- **FRAGMENTO DEL TEXTO**
^^^^^^^^^^^^^^^^
No es solo la cantidad de idas y vueltas que tiene ese documento, sino que cada vez que una entidad sectorial, digamos por ejemplo un ministerio español, tiene que emitir un informe, pues ya tenemos de tres a cinco meses de espera hasta que llega. Multiplique el amable lector esta cifra por al menos una docena de informes necesarios para la tramitación del Plan, y eso nos lleva a entender por qué, de media, un Plan tarda en tramitarse de 8 a 10 años, y por qué tenemos casi todo Bizkaia sin adaptar su normativa a una ley del suelo vasca que tiene ya 15 años de edad. ¿Consecuencia? Pues que más o menos la mitad de los habitantes en la CAPV vive en municipios cuyos planeamientos urbanísticos fueron pensados, más o menos, hace 30 años, cuando todavía se fumaba en hospitales.
^^^^^^^^^^^^^^^^
- **DATOS PROPORCIONADOS**

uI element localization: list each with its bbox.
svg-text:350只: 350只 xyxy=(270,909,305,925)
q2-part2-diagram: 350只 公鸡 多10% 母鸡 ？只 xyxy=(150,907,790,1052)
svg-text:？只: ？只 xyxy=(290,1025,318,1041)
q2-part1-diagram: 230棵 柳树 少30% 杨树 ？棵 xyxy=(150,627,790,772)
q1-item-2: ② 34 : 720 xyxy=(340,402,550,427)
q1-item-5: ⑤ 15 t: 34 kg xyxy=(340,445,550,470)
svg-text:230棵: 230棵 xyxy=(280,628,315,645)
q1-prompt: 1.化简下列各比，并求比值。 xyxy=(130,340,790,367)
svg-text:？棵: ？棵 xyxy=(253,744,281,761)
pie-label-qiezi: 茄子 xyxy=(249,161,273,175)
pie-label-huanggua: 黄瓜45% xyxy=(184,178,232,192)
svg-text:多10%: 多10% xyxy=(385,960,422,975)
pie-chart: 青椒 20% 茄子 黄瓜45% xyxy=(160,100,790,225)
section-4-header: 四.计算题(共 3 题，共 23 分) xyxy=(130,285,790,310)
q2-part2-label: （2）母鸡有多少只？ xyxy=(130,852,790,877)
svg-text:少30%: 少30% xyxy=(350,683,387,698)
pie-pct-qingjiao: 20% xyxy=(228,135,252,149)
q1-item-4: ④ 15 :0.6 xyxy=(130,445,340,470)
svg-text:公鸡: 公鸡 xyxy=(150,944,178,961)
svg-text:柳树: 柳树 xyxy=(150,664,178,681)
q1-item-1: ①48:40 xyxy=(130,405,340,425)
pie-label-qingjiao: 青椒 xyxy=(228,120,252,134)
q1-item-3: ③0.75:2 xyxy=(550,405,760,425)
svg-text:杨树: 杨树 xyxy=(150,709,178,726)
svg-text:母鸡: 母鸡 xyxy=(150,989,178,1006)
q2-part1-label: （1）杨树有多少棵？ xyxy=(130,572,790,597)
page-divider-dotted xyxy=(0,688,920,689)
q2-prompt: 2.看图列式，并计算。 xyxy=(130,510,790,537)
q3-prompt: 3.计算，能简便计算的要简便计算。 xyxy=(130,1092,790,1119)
^^^^^^^^^^^^^^^^
- **ACCIÓN REQUERIDA 1**
Responde a estas preguntas según el fragmento sobre la tramitación de los planes urbanísticos.
(a) ¿Cuánto tiempo de espera hay hasta que llega el informe de una entidad sectorial?
(b) ¿Cuántos años tarda de media en tramitarse un Plan?
(c) ¿Qué parte de los habitantes de la CAPV vive en municipios con planeamientos urbanísticos pensados hace unos 30 años?
- **ACCIÓN REQUERIDA 2**
Continúa el fragmento sobre la tramitación de los planes urbanísticos a partir de su última oración.

- **RESPUESTA 1**
(a) De tres a cinco meses.
(b) De 8 a 10 años.
(c) Más o menos la mitad.

- **RESPUESTA 2**
Hubo un tiempo en el que los urbanistas europeos sacaban pecho frente a los estadounidenses, esgrimiendo el Plan como gran logro racionalizador. Hoy en día, es un elefante que se tarda 10 años en tramitar, y tiene una vigencia de otros 10 años, después de lo cual se debería de volver a escribir. Es decir, como un mandala de arena tibetano, tan pronto se acaba ya queda desfasado.

La mala fama de los Planes Generales se acentuó durante la década pasada, cuando nos dedicamos en el Estado español a llenar de chalets adosados sobre patatales. Para eso sí, para transformar suelo rústico el Plan funcionaba de maravilla; el problema ha venido cuando Europa ha ordenado que las ciudades tienen que crecer hacia adentro, es decir, se tiene que redensificar lo ya construido. Comienzan los problemas, porque con el sistema de plusvalías que se instauró durante la dictadura no es lo mismo renovar un barrio del centro de una ciudad que construir chalets.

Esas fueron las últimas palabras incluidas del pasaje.